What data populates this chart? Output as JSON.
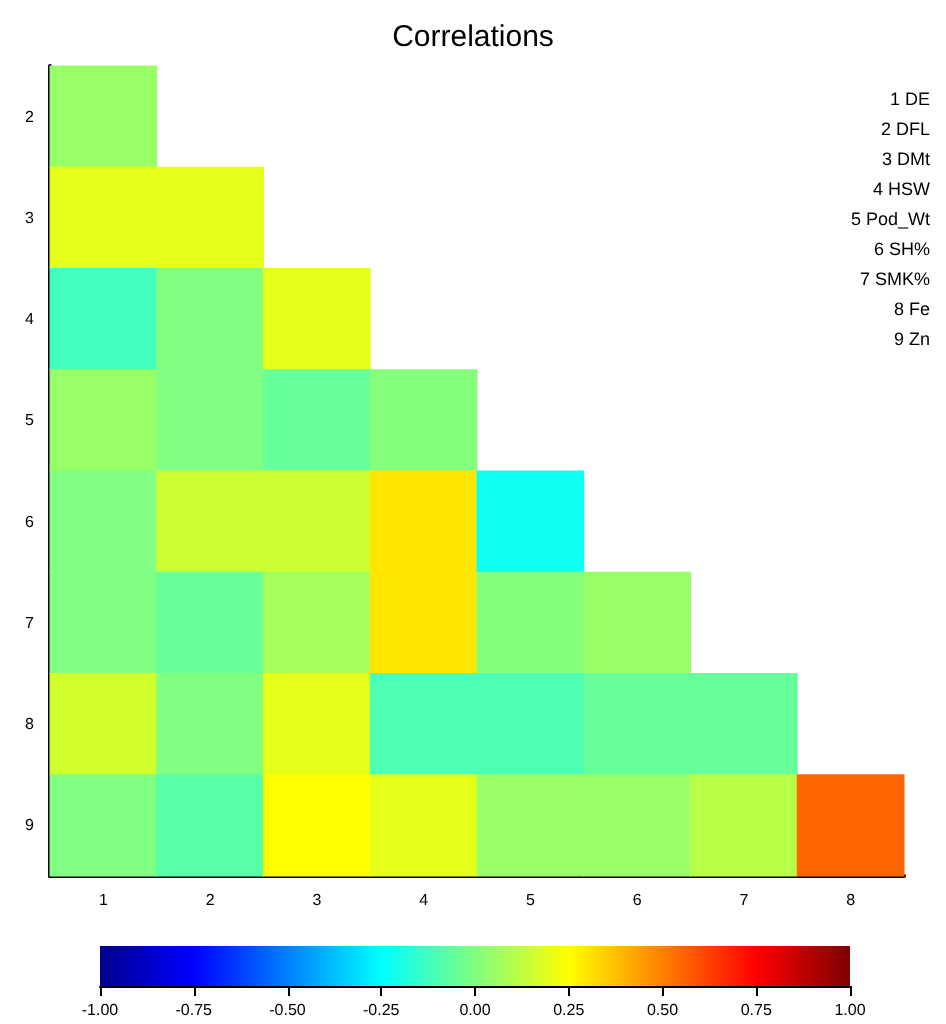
{
  "chart_data": {
    "type": "heatmap",
    "title": "Correlations",
    "categories": [
      "1",
      "2",
      "3",
      "4",
      "5",
      "6",
      "7",
      "8"
    ],
    "y_categories": [
      "2",
      "3",
      "4",
      "5",
      "6",
      "7",
      "8",
      "9"
    ],
    "cells": [
      [
        0.05,
        null,
        null,
        null,
        null,
        null,
        null,
        null
      ],
      [
        0.2,
        0.2,
        null,
        null,
        null,
        null,
        null,
        null
      ],
      [
        -0.12,
        0.0,
        0.2,
        null,
        null,
        null,
        null,
        null
      ],
      [
        0.05,
        0.0,
        -0.05,
        0.01,
        null,
        null,
        null,
        null
      ],
      [
        0.0,
        0.15,
        0.15,
        0.3,
        -0.22,
        null,
        null,
        null
      ],
      [
        0.0,
        -0.05,
        0.07,
        0.3,
        0.01,
        0.05,
        null,
        null
      ],
      [
        0.16,
        0.0,
        0.2,
        -0.1,
        -0.1,
        -0.05,
        -0.05,
        null
      ],
      [
        0.0,
        -0.08,
        0.25,
        0.2,
        0.05,
        0.05,
        0.11,
        0.55
      ]
    ],
    "clim": [
      -1,
      1
    ],
    "cticks": [
      {
        "value": -1,
        "label": "-1.00"
      },
      {
        "value": -0.75,
        "label": "-0.75"
      },
      {
        "value": -0.5,
        "label": "-0.50"
      },
      {
        "value": -0.25,
        "label": "-0.25"
      },
      {
        "value": 0,
        "label": "0.00"
      },
      {
        "value": 0.25,
        "label": "0.25"
      },
      {
        "value": 0.5,
        "label": "0.50"
      },
      {
        "value": 0.75,
        "label": "0.75"
      },
      {
        "value": 1,
        "label": "1.00"
      }
    ],
    "annotations": [
      "1 DE",
      "2 DFL",
      "3 DMt",
      "4 HSW",
      "5 Pod_Wt",
      "6 SH%",
      "7 SMK%",
      "8 Fe",
      "9 Zn"
    ]
  }
}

**Exercise goal**
Select every line in the records above that contains the word "label".

**Result for this exercise**
        "label": "-1.00"
        "label": "-0.75"
        "label": "-0.50"
        "label": "-0.25"
        "label": "0.00"
        "label": "0.25"
        "label": "0.50"
        "label": "0.75"
        "label": "1.00"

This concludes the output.